§ **WHAT IS ASKED**: Transcribe the whole listing below without changing a word, but leave out every image.

§ **STORED ROWS**:
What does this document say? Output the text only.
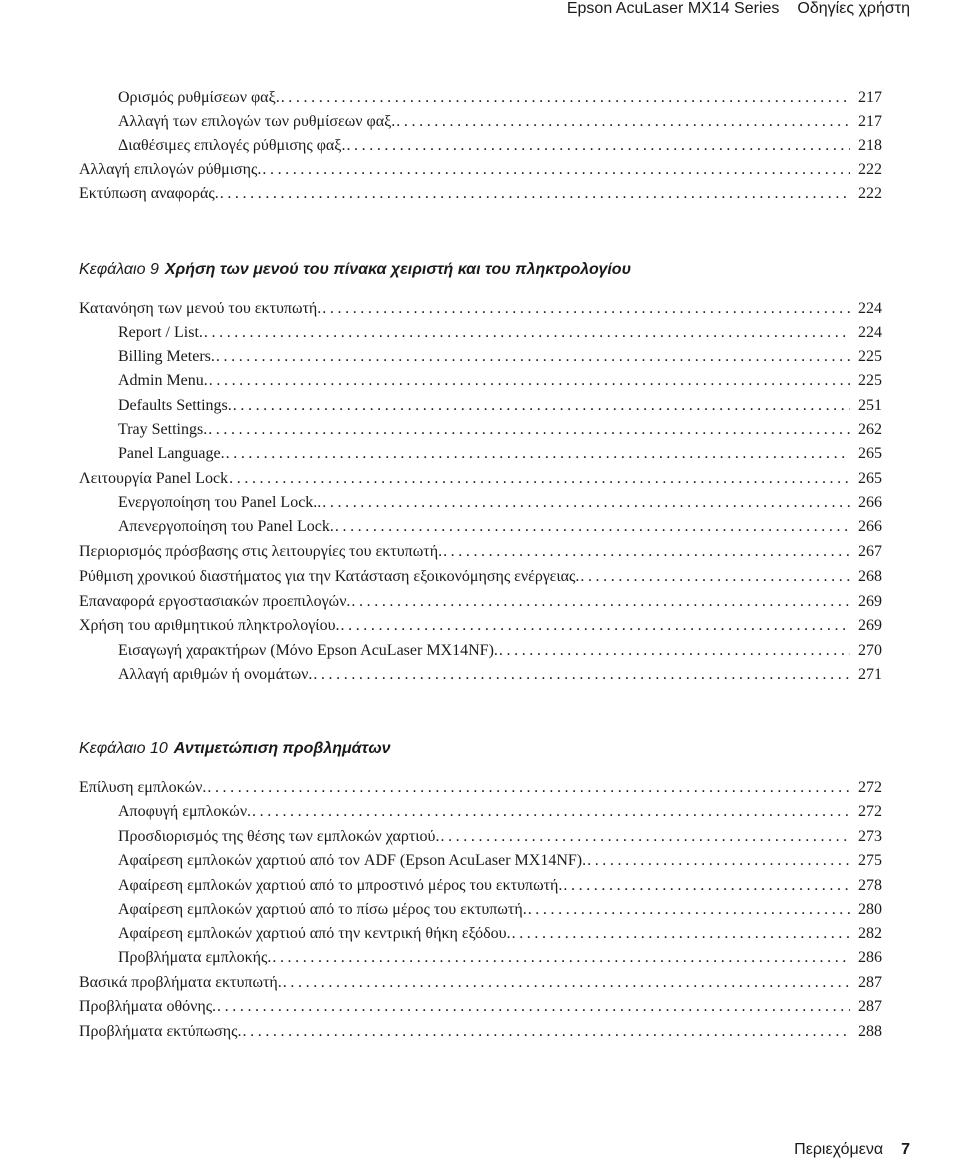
Epson AcuLaser MX14 Series Οδηγίες χρήστη
Ορισμός ρυθμίσεων φαξ. .....	217
Αλλαγή των επιλογών των ρυθμίσεων φαξ. .....	217
Διαθέσιμες επιλογές ρύθμισης φαξ. .....	218
Αλλαγή επιλογών ρύθμισης. .....	222
Εκτύπωση αναφοράς. .....	222
Κεφάλαιο 9 Χρήση των μενού του πίνακα χειριστή και του πληκτρολογίου
Κατανόηση των μενού του εκτυπωτή. .....	224
Report / List. .....	224
Billing Meters. .....	225
Admin Menu. .....	225
Defaults Settings. .....	251
Tray Settings. .....	262
Panel Language. .....	265
Λειτουργία Panel Lock .....	265
Ενεργοποίηση του Panel Lock.. .....	266
Απενεργοποίηση του Panel Lock. .....	266
Περιορισμός πρόσβασης στις λειτουργίες του εκτυπωτή. .....	267
Ρύθμιση χρονικού διαστήματος για την Κατάσταση εξοικονόμησης ενέργειας. .....	268
Επαναφορά εργοστασιακών προεπιλογών. .....	269
Χρήση του αριθμητικού πληκτρολογίου. .....	269
Εισαγωγή χαρακτήρων (Μόνο Epson AcuLaser MX14NF). .....	270
Αλλαγή αριθμών ή ονομάτων. .....	271
Κεφάλαιο 10 Αντιμετώπιση προβλημάτων
Επίλυση εμπλοκών. .....	272
Αποφυγή εμπλοκών. .....	272
Προσδιορισμός της θέσης των εμπλοκών χαρτιού. .....	273
Αφαίρεση εμπλοκών χαρτιού από τον ADF (Epson AcuLaser MX14NF). .....	275
Αφαίρεση εμπλοκών χαρτιού από το μπροστινό μέρος του εκτυπωτή. .....	278
Αφαίρεση εμπλοκών χαρτιού από το πίσω μέρος του εκτυπωτή. .....	280
Αφαίρεση εμπλοκών χαρτιού από την κεντρική θήκη εξόδου. .....	282
Προβλήματα εμπλοκής. .....	286
Βασικά προβλήματα εκτυπωτή. .....	287
Προβλήματα οθόνης. .....	287
Προβλήματα εκτύπωσης. .....	288
Περιεχόμενα 7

§ **ANSWER FOR THE TASK**:
What does this document say? Output the text only.
Epson AcuLaser MX14 Series Οδηγίες χρήστη
Ορισμός ρυθμίσεων φαξ. .....	217
Αλλαγή των επιλογών των ρυθμίσεων φαξ. .....	217
Διαθέσιμες επιλογές ρύθμισης φαξ. .....	218
Αλλαγή επιλογών ρύθμισης. .....	222
Εκτύπωση αναφοράς. .....	222
Κεφάλαιο 9 Χρήση των μενού του πίνακα χειριστή και του πληκτρολογίου
Κατανόηση των μενού του εκτυπωτή. .....	224
Report / List. .....	224
Billing Meters. .....	225
Admin Menu. .....	225
Defaults Settings. .....	251
Tray Settings. .....	262
Panel Language. .....	265
Λειτουργία Panel Lock .....	265
Ενεργοποίηση του Panel Lock.. .....	266
Απενεργοποίηση του Panel Lock. .....	266
Περιορισμός πρόσβασης στις λειτουργίες του εκτυπωτή. .....	267
Ρύθμιση χρονικού διαστήματος για την Κατάσταση εξοικονόμησης ενέργειας. .....	268
Επαναφορά εργοστασιακών προεπιλογών. .....	269
Χρήση του αριθμητικού πληκτρολογίου. .....	269
Εισαγωγή χαρακτήρων (Μόνο Epson AcuLaser MX14NF). .....	270
Αλλαγή αριθμών ή ονομάτων. .....	271
Κεφάλαιο 10 Αντιμετώπιση προβλημάτων
Επίλυση εμπλοκών. .....	272
Αποφυγή εμπλοκών. .....	272
Προσδιορισμός της θέσης των εμπλοκών χαρτιού. .....	273
Αφαίρεση εμπλοκών χαρτιού από τον ADF (Epson AcuLaser MX14NF). .....	275
Αφαίρεση εμπλοκών χαρτιού από το μπροστινό μέρος του εκτυπωτή. .....	278
Αφαίρεση εμπλοκών χαρτιού από το πίσω μέρος του εκτυπωτή. .....	280
Αφαίρεση εμπλοκών χαρτιού από την κεντρική θήκη εξόδου. .....	282
Προβλήματα εμπλοκής. .....	286
Βασικά προβλήματα εκτυπωτή. .....	287
Προβλήματα οθόνης. .....	287
Προβλήματα εκτύπωσης. .....	288
Περιεχόμενα 7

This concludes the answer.